TASK TO COMPLETE | Output every line below exactly.

LISTING |

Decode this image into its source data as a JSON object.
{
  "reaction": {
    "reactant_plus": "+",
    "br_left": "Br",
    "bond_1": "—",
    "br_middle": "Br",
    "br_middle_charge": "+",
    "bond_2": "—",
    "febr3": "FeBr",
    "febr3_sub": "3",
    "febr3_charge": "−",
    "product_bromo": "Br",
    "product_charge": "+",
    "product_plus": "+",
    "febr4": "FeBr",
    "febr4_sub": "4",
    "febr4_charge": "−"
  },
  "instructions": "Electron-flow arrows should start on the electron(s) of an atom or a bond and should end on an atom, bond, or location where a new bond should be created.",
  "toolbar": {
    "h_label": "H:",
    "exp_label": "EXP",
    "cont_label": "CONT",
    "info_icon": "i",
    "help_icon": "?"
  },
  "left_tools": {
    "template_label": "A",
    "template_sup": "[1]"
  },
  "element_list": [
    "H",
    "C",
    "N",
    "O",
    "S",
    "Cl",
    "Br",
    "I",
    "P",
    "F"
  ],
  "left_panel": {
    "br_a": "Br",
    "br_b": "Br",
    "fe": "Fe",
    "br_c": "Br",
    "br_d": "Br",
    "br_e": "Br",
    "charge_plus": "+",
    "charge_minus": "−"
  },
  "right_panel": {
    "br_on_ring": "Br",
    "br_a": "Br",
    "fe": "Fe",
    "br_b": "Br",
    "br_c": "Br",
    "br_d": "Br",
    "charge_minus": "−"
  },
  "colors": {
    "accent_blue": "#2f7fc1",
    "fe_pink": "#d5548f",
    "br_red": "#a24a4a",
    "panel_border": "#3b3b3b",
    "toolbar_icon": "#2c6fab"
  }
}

PROBLEM SOLUTION |
Decode this image into its source data as a JSON object.
{
  "reaction": {
    "reactant_plus": "+",
    "br_left": "Br",
    "bond_1": "—",
    "br_middle": "Br",
    "br_middle_charge": "+",
    "bond_2": "—",
    "febr3": "FeBr",
    "febr3_sub": "3",
    "febr3_charge": "−",
    "product_bromo": "Br",
    "product_charge": "+",
    "product_plus": "+",
    "febr4": "FeBr",
    "febr4_sub": "4",
    "febr4_charge": "−"
  },
  "instructions": "Electron-flow arrows should start on the electron(s) of an atom or a bond and should end on an atom, bond, or location where a new bond should be created.",
  "toolbar": {
    "h_label": "H:",
    "exp_label": "EXP",
    "cont_label": "CONT",
    "info_icon": "i",
    "help_icon": "?"
  },
  "left_tools": {
    "template_label": "A",
    "template_sup": "[1]"
  },
  "element_list": [
    "H",
    "C",
    "N",
    "O",
    "S",
    "Cl",
    "Br",
    "I",
    "P",
    "F"
  ],
  "left_panel": {
    "br_a": "Br",
    "br_b": "Br",
    "fe": "Fe",
    "br_c": "Br",
    "br_d": "Br",
    "br_e": "Br",
    "charge_plus": "+",
    "charge_minus": "−"
  },
  "right_panel": {
    "br_on_ring": "Br",
    "br_a": "Br",
    "fe": "Fe",
    "br_b": "Br",
    "br_c": "Br",
    "br_d": "Br",
    "charge_minus": "−"
  },
  "colors": {
    "accent_blue": "#2f7fc1",
    "fe_pink": "#d5548f",
    "br_red": "#a24a4a",
    "panel_border": "#3b3b3b",
    "toolbar_icon": "#2c6fab"
  }
}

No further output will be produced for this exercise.